**RECORDS FOR THIS TASK:**
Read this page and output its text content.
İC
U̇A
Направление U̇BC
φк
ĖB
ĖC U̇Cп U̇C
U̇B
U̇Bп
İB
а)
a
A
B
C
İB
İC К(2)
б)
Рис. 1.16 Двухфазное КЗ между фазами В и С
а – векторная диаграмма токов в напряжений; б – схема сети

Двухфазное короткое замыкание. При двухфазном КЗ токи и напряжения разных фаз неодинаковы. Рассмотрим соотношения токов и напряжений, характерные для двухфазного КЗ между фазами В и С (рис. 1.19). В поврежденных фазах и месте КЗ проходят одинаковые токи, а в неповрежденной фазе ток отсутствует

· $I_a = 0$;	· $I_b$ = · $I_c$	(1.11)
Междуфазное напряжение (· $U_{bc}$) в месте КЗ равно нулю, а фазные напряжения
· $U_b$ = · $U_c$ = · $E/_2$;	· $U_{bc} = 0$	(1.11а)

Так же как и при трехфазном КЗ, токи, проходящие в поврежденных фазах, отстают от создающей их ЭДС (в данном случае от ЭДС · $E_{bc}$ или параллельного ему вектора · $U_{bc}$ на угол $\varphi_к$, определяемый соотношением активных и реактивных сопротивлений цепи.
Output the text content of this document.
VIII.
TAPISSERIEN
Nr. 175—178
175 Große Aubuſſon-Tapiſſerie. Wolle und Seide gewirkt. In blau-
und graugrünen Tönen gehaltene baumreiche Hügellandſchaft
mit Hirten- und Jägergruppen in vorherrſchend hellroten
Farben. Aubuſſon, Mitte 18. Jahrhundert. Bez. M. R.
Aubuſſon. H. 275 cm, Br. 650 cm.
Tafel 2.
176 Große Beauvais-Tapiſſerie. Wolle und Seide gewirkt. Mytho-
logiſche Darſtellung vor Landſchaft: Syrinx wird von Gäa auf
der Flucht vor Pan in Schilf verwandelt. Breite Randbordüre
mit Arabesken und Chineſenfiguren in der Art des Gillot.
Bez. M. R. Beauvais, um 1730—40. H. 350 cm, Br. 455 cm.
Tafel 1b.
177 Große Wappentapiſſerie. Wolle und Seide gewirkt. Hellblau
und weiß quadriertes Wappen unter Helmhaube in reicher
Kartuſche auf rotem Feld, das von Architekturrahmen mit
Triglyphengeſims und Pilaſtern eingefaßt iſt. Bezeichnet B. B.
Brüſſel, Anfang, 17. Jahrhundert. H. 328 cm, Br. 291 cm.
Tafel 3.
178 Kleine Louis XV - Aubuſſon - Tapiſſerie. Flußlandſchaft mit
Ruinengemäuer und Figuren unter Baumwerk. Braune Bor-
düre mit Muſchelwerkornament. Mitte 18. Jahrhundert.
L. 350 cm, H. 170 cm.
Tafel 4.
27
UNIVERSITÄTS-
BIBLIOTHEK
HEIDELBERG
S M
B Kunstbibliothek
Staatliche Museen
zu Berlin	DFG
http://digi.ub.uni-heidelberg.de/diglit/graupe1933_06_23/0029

**WHAT YOU WILL DO:** All lines from the line containing "Output the text content of this document." through the end of the listing above are to be duplicated exactly; include both ends and nothing further.

**RESULT OF THIS TASK:**
Output the text content of this document.
VIII.
TAPISSERIEN
Nr. 175—178
175 Große Aubuſſon-Tapiſſerie. Wolle und Seide gewirkt. In blau-
und graugrünen Tönen gehaltene baumreiche Hügellandſchaft
mit Hirten- und Jägergruppen in vorherrſchend hellroten
Farben. Aubuſſon, Mitte 18. Jahrhundert. Bez. M. R.
Aubuſſon. H. 275 cm, Br. 650 cm.
Tafel 2.
176 Große Beauvais-Tapiſſerie. Wolle und Seide gewirkt. Mytho-
logiſche Darſtellung vor Landſchaft: Syrinx wird von Gäa auf
der Flucht vor Pan in Schilf verwandelt. Breite Randbordüre
mit Arabesken und Chineſenfiguren in der Art des Gillot.
Bez. M. R. Beauvais, um 1730—40. H. 350 cm, Br. 455 cm.
Tafel 1b.
177 Große Wappentapiſſerie. Wolle und Seide gewirkt. Hellblau
und weiß quadriertes Wappen unter Helmhaube in reicher
Kartuſche auf rotem Feld, das von Architekturrahmen mit
Triglyphengeſims und Pilaſtern eingefaßt iſt. Bezeichnet B. B.
Brüſſel, Anfang, 17. Jahrhundert. H. 328 cm, Br. 291 cm.
Tafel 3.
178 Kleine Louis XV - Aubuſſon - Tapiſſerie. Flußlandſchaft mit
Ruinengemäuer und Figuren unter Baumwerk. Braune Bor-
düre mit Muſchelwerkornament. Mitte 18. Jahrhundert.
L. 350 cm, H. 170 cm.
Tafel 4.
27
UNIVERSITÄTS-
BIBLIOTHEK
HEIDELBERG
S M
B Kunstbibliothek
Staatliche Museen
zu Berlin	DFG
http://digi.ub.uni-heidelberg.de/diglit/graupe1933_06_23/0029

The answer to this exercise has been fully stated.